Given exercise 1: Translate this sentence from the passage on diversity indices into French: "The following methods return a dominance index, not the reciprocal or inverse form usually adopted, so that an increase in the value of the index accompanies a decrease in diversity."

The following methods return a dominance index, not the reciprocal or inverse form usually adopted, so that an increase in the value of the index accompanies a decrease in diversity.

Simpson index (Simpson 1949)

Dominance for an infinite sample:

$D = \sum_{i = 1}^{S} p_i^2$

Dominance for a finite sample:

$\lambda = \sum_{i = 1}^{S} \frac{n_i \left( n_i - 1 \right)}{N \left( N - 1 \right)}$

McIntosh index (McIntosh 1967)

Dominance:

$D = \frac{N - U}{N - \sqrt{N}}$

Evenness:

$E = \frac{N - U}{N - \frac{N}{\sqrt{S}}}$

where $$U$$ is the distance of the sample from the origin in an $$S$$ dimensional hypervolume:

$U = \sqrt{\sum_{i = 1}^{S} n_i^2}$

Berger-Parker index (Berger and Parker 1970)

Dominance:

$d = \frac{n_{max}}{N}$

$$\beta$$-diversity

Turnover

The following methods can be used to acertain the degree of turnover in taxa composition along a gradient on qualitative (presence/absence) data. This assumes that the order of the matrix rows (from 1 to $$m$$) follows the progression along the gradient/transect.

We denote the $$m \times p$$ incidence matrix by $$X = \left[ x_{ij} \right] ~\forall i \in \left[ 1,m \right], j \in \left[ 1,p \right]$$ and the $$p \times p$$ corresponding co-occurrence matrix by $$Y = \left[ y_{ij} \right] ~\forall i,j \in \left[ 1,p \right]$$, with row and column sums:

\begin{align} x_{i \cdot} = \sum_{j = 1}^{p} x_{ij} && x_{\cdot j} = \sum_{i = 1}^{m} x_{ij} && x_{\cdot \cdot} = \sum_{j = 1}^{p} \sum_{i = 1}^{m} x_{ij} && \forall x_{ij} \in \lbrace 0,1 \rbrace \\ y_{i \cdot} = \sum_{j \geqslant i}^{p} y_{ij} && y_{\cdot j} = \sum_{i \leqslant j}^{p} y_{ij} && y_{\cdot \cdot} = \sum_{i = 1}^{p} \sum_{j \geqslant i}^{p} y_{ij} && \forall y_{ij} \in \lbrace 0,1 \rbrace \end{align}

Whittaker measure (Whittaker 1960)

$\beta_W = \frac{S}{\alpha} - 1$

where $$\alpha$$ is the mean sample diversity: $$\alpha = \frac{x_{\cdot \cdot}}{m}$$.

Cody measure (Cody 1975)

Excerpts from a layout annotation set:
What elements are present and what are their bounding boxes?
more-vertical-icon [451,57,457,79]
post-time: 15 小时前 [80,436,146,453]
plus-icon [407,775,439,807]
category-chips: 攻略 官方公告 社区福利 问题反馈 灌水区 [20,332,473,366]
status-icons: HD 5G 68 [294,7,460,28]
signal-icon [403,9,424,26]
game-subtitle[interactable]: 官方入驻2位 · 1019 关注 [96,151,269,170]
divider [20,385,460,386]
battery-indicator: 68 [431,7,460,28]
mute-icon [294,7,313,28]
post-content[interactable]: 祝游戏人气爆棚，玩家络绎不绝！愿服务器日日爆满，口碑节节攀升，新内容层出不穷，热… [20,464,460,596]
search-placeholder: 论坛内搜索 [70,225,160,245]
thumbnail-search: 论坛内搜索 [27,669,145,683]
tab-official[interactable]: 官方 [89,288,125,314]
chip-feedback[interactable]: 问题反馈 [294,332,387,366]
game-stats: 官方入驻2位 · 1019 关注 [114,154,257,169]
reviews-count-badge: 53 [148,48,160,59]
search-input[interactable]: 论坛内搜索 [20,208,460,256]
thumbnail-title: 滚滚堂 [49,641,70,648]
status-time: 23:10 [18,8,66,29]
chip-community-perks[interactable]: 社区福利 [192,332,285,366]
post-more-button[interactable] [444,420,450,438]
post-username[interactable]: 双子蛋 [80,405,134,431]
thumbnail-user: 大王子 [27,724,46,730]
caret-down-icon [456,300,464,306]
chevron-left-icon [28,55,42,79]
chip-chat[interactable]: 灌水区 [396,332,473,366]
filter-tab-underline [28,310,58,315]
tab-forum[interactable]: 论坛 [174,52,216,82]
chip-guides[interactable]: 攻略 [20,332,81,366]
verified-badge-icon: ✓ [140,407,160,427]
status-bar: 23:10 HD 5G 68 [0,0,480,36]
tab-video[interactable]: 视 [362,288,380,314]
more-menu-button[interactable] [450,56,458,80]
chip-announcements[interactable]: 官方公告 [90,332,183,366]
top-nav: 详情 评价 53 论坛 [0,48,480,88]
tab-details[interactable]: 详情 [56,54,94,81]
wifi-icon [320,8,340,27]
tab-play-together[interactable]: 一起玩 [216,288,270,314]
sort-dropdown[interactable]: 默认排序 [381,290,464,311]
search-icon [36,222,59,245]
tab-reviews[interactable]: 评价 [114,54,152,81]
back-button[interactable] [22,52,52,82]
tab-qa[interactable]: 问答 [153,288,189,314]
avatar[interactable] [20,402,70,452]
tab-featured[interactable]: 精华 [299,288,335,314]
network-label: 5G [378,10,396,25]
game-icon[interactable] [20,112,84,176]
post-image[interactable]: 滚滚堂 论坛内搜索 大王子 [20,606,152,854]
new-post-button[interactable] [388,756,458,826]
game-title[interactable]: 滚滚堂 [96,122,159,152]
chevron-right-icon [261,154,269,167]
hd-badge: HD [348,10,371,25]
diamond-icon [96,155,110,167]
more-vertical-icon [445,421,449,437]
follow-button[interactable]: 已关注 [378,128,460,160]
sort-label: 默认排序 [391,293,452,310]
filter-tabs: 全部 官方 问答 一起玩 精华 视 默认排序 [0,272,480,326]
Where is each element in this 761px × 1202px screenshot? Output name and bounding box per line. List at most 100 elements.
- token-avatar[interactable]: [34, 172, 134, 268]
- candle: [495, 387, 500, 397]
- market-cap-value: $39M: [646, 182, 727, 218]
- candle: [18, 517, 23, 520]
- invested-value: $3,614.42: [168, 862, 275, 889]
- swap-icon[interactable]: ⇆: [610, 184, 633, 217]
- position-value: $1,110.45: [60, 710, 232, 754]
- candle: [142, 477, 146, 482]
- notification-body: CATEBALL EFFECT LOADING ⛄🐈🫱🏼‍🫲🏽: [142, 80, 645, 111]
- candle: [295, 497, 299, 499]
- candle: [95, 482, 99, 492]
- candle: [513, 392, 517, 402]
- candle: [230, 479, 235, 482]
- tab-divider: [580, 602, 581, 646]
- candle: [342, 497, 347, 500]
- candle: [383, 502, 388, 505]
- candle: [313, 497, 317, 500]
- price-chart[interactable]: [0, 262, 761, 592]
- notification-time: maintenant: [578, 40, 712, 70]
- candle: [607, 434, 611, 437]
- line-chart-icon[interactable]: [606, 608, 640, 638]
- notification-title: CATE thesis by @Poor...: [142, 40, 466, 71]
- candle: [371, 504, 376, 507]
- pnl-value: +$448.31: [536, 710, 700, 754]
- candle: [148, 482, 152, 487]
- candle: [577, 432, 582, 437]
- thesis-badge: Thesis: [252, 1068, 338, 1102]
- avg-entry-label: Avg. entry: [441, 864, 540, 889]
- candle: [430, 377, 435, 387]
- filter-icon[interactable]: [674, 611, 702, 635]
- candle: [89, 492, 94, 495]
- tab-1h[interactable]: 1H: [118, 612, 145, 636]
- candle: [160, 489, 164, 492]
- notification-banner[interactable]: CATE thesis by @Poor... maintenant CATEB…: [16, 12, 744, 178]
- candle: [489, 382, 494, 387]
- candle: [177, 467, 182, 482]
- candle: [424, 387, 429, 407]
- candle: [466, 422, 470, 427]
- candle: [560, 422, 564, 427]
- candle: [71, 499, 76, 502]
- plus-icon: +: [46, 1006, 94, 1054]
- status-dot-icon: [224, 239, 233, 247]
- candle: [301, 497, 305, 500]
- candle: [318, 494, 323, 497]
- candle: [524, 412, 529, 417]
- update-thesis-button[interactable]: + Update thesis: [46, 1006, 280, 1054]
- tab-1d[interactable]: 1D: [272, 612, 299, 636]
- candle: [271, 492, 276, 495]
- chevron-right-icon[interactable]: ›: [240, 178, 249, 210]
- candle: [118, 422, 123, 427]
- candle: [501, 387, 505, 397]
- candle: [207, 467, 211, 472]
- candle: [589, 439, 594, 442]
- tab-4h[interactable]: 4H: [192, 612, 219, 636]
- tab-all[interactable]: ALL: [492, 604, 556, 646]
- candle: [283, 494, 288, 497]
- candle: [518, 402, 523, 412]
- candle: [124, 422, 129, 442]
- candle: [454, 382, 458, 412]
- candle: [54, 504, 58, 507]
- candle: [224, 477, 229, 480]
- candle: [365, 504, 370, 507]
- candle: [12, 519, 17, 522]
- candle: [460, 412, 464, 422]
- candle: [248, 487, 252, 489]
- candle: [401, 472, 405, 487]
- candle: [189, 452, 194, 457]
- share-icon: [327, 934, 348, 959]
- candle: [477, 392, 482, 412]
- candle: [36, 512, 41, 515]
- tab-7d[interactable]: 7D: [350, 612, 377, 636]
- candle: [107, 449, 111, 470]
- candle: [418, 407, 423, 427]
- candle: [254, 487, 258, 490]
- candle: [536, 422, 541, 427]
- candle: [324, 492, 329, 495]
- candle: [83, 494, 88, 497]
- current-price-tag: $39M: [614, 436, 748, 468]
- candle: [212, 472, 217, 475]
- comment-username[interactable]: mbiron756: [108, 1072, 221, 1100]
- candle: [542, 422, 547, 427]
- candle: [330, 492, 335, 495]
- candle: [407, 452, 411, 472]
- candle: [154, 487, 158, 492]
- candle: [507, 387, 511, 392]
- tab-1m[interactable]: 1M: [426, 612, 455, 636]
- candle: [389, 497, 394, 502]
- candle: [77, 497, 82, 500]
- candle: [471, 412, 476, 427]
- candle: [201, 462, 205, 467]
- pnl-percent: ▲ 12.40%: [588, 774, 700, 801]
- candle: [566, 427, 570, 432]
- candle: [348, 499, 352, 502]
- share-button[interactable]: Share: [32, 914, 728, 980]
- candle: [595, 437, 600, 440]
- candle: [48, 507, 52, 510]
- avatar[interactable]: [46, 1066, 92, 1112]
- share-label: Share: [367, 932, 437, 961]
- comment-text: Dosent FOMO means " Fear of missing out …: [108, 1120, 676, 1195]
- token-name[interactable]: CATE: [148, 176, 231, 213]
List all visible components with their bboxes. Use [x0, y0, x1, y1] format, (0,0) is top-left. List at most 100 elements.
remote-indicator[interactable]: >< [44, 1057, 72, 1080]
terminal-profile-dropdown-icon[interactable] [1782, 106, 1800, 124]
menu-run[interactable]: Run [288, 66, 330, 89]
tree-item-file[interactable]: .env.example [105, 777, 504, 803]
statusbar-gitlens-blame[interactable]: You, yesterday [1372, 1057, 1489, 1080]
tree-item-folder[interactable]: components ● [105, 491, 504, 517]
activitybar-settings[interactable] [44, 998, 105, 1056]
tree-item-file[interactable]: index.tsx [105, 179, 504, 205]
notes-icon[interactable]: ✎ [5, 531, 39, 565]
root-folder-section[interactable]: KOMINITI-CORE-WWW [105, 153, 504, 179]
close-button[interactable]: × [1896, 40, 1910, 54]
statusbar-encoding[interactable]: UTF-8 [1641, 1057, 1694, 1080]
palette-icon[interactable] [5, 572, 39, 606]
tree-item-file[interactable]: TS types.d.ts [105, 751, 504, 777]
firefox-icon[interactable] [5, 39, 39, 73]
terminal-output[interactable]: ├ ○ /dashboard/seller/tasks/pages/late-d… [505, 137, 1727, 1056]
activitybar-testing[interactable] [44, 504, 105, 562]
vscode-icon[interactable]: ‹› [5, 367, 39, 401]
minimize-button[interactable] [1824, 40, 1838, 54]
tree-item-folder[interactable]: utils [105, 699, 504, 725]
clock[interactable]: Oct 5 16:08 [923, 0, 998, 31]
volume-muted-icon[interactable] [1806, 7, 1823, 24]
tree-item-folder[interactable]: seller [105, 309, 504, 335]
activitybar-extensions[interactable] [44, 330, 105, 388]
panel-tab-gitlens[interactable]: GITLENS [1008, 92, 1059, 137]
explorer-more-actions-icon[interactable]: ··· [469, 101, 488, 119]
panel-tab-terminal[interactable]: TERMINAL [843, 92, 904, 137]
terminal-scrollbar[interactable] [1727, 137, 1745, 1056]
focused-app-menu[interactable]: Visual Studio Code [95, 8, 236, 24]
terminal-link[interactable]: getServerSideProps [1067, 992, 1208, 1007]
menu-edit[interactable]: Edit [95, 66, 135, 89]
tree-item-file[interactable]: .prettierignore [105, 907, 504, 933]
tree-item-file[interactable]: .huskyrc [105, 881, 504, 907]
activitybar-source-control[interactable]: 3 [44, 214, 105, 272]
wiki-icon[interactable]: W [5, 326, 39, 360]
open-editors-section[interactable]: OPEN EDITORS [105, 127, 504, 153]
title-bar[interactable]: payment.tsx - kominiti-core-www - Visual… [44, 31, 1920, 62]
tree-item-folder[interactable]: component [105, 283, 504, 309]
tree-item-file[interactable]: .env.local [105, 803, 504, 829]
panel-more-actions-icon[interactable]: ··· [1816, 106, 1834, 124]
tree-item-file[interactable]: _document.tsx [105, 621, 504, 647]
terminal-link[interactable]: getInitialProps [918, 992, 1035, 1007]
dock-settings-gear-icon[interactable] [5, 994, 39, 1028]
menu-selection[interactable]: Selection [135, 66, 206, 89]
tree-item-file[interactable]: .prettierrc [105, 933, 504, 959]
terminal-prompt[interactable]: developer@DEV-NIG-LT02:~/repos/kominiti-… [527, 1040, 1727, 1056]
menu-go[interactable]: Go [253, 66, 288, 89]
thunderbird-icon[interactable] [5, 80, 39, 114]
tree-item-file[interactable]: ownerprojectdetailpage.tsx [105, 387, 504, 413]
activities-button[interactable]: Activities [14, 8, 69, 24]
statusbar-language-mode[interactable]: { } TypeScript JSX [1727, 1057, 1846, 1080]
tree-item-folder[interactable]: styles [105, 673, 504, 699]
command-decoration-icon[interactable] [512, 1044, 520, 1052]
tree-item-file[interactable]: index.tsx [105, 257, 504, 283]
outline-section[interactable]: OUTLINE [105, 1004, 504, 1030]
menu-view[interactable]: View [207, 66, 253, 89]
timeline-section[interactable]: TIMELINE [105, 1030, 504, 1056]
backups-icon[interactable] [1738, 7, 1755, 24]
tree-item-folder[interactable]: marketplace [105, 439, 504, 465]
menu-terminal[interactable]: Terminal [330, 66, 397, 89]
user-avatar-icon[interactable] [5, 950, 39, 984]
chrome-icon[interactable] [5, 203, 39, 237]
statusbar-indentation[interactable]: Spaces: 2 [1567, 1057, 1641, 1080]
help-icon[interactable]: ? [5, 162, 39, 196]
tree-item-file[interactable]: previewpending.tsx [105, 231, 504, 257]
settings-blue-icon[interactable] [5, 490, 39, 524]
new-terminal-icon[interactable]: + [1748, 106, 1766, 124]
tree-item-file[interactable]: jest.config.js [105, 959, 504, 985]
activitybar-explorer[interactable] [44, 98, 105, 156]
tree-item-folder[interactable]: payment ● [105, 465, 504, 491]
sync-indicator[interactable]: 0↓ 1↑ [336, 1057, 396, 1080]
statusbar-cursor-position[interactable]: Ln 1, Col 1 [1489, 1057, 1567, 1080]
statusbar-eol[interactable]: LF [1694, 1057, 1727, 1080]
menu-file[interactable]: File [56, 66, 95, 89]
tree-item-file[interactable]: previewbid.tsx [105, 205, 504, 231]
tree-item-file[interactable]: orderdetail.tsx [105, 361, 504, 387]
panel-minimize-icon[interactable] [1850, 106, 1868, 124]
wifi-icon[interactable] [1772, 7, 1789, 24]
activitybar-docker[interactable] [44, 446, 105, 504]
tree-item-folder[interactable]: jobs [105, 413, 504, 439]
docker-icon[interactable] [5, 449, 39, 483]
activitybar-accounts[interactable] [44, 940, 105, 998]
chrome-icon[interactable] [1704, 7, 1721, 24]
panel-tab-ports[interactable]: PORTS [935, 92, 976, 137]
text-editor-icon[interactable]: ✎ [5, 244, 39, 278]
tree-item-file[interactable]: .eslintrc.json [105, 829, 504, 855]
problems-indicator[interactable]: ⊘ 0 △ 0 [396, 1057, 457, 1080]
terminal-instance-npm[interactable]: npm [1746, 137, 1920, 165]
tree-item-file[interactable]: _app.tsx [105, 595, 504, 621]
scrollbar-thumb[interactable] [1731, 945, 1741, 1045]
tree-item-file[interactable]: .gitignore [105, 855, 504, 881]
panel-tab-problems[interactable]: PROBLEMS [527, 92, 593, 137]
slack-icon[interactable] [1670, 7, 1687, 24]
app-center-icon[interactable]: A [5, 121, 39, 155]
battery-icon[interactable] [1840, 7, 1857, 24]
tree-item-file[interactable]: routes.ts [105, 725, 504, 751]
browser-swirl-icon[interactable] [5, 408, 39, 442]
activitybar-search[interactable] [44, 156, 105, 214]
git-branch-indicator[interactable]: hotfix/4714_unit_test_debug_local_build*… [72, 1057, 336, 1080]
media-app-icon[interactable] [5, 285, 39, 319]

Given exercise 2: Quote the records verbatim, from their first line up to and including the line that contains "thumbnail-search: 论坛内搜索 [27,669,145,683]".

Exercise answer 1: Les méthodes suivantes renvoient un indice de dominance, et non la forme réciproque ou inverse habituellement adoptée, de sorte qu'une augmentation de la valeur de l'indice accompagne une diminution de la diversité.

Exercise answer 2:
What elements are present and what are their bounding boxes?
more-vertical-icon [451,57,457,79]
post-time: 15 小时前 [80,436,146,453]
plus-icon [407,775,439,807]
category-chips: 攻略 官方公告 社区福利 问题反馈 灌水区 [20,332,473,366]
status-icons: HD 5G 68 [294,7,460,28]
signal-icon [403,9,424,26]
game-subtitle[interactable]: 官方入驻2位 · 1019 关注 [96,151,269,170]
divider [20,385,460,386]
battery-indicator: 68 [431,7,460,28]
mute-icon [294,7,313,28]
post-content[interactable]: 祝游戏人气爆棚，玩家络绎不绝！愿服务器日日爆满，口碑节节攀升，新内容层出不穷，热… [20,464,460,596]
search-placeholder: 论坛内搜索 [70,225,160,245]
thumbnail-search: 论坛内搜索 [27,669,145,683]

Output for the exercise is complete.